Exercise task → Give the data below again exactly as written, without its pictures.

Data shown →
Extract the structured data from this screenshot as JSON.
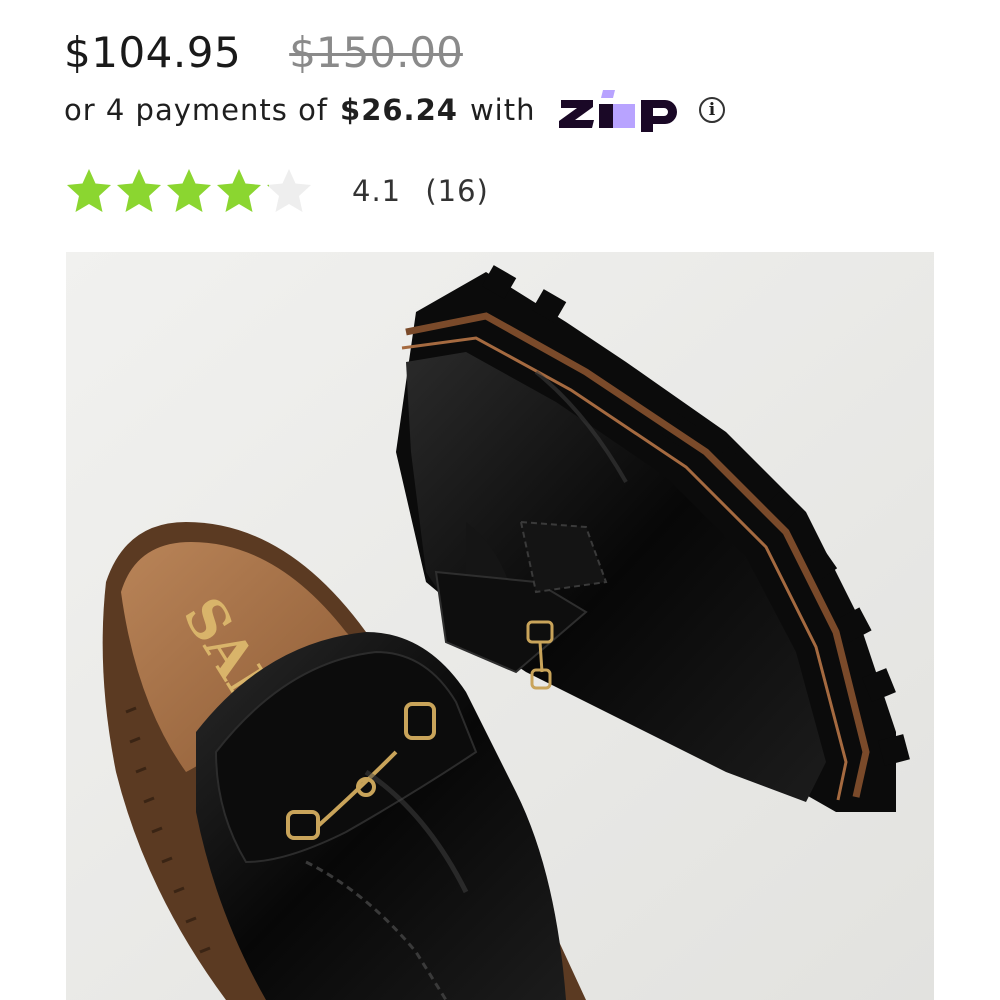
{
  "price": {
    "current": "$104.95",
    "original": "$150.00"
  },
  "payments": {
    "prefix": "or 4 payments of",
    "amount": "$26.24",
    "suffix": "with",
    "provider_logo": "zip-logo",
    "info_icon": "info-icon"
  },
  "rating": {
    "value": 4.1,
    "max": 5,
    "score_text": "4.1",
    "count_text": "(16)",
    "star_color": "#8bd630",
    "empty_star_color": "#eeeeee"
  },
  "product_image": {
    "subject": "black-loafer-mules-icon",
    "insole_logo_text": "SAM"
  },
  "colors": {
    "zip_purple": "#b8a3ff",
    "zip_navy": "#1a0826",
    "image_background": "#ececea"
  }
}
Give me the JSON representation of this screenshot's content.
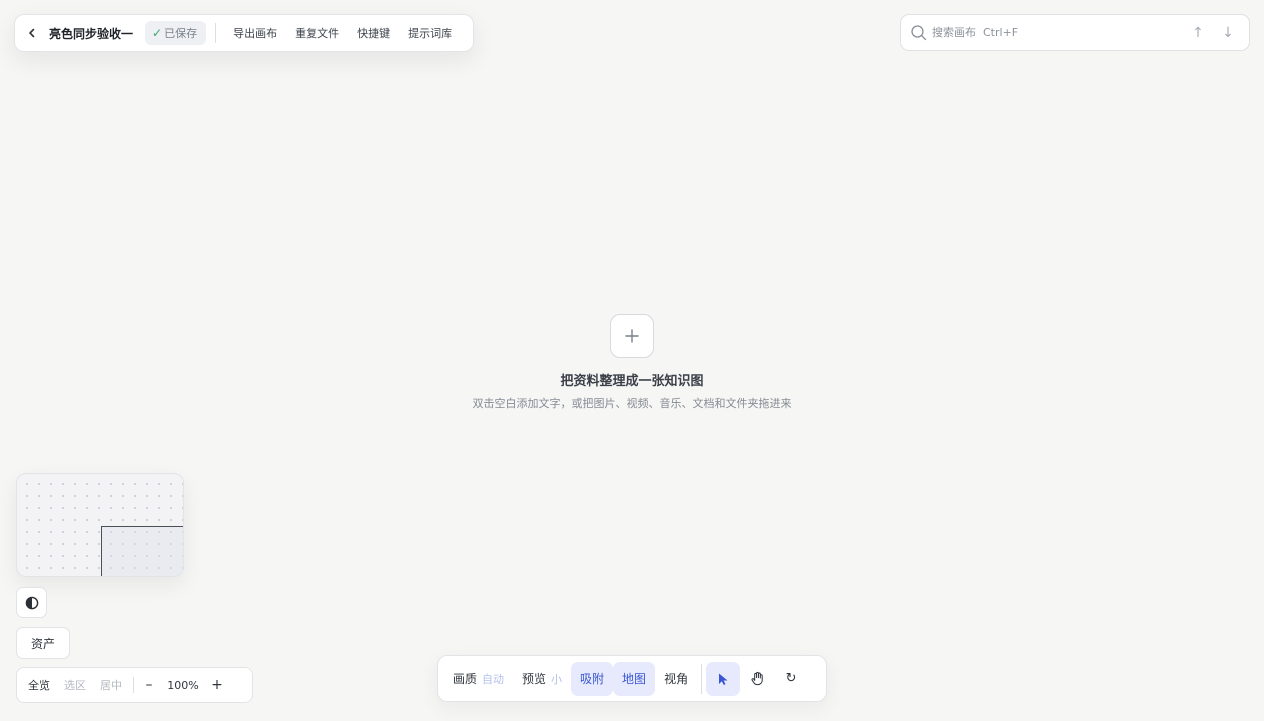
{
  "toolbar": {
    "title": "亮色同步验收一",
    "saved_label": "已保存",
    "saved_check": "✓",
    "links": [
      "导出画布",
      "重复文件",
      "快捷键",
      "提示词库"
    ]
  },
  "search": {
    "placeholder": "搜索画布  Ctrl+F",
    "up_arrow": "↑",
    "down_arrow": "↓"
  },
  "empty_state": {
    "title": "把资料整理成一张知识图",
    "hint": "双击空白添加文字，或把图片、视频、音乐、文档和文件夹拖进来"
  },
  "left_panel": {
    "assets_label": "资产",
    "zoom": {
      "fit_all": "全览",
      "selection": "选区",
      "center": "居中",
      "zoom_out": "–",
      "zoom_level": "100%",
      "zoom_in": "+"
    }
  },
  "bottom_toolbar": {
    "quality_label": "画质",
    "quality_value": "自动",
    "preview_label": "预览",
    "preview_value": "小",
    "snap_label": "吸附",
    "map_label": "地图",
    "view_label": "视角",
    "refresh_glyph": "↻"
  },
  "colors": {
    "accent": "#3a56d4",
    "active_bg": "#e6eafc",
    "saved_check": "#3fa36c"
  }
}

Expected answer →
Extract the structured data from this screenshot as JSON.
{
  "price": {
    "current": "$104.95",
    "original": "$150.00"
  },
  "payments": {
    "prefix": "or 4 payments of",
    "amount": "$26.24",
    "suffix": "with",
    "provider_logo": "zip-logo",
    "info_icon": "info-icon"
  },
  "rating": {
    "value": 4.1,
    "max": 5,
    "score_text": "4.1",
    "count_text": "(16)",
    "star_color": "#8bd630",
    "empty_star_color": "#eeeeee"
  },
  "product_image": {
    "subject": "black-loafer-mules-icon",
    "insole_logo_text": "SAM"
  },
  "colors": {
    "zip_purple": "#b8a3ff",
    "zip_navy": "#1a0826",
    "image_background": "#ececea"
  }
}
Give me the JSON representation of this screenshot's content.
{
  "toolbar": {
    "title": "亮色同步验收一",
    "saved_label": "已保存",
    "saved_check": "✓",
    "links": [
      "导出画布",
      "重复文件",
      "快捷键",
      "提示词库"
    ]
  },
  "search": {
    "placeholder": "搜索画布  Ctrl+F",
    "up_arrow": "↑",
    "down_arrow": "↓"
  },
  "empty_state": {
    "title": "把资料整理成一张知识图",
    "hint": "双击空白添加文字，或把图片、视频、音乐、文档和文件夹拖进来"
  },
  "left_panel": {
    "assets_label": "资产",
    "zoom": {
      "fit_all": "全览",
      "selection": "选区",
      "center": "居中",
      "zoom_out": "–",
      "zoom_level": "100%",
      "zoom_in": "+"
    }
  },
  "bottom_toolbar": {
    "quality_label": "画质",
    "quality_value": "自动",
    "preview_label": "预览",
    "preview_value": "小",
    "snap_label": "吸附",
    "map_label": "地图",
    "view_label": "视角",
    "refresh_glyph": "↻"
  },
  "colors": {
    "accent": "#3a56d4",
    "active_bg": "#e6eafc",
    "saved_check": "#3fa36c"
  }
}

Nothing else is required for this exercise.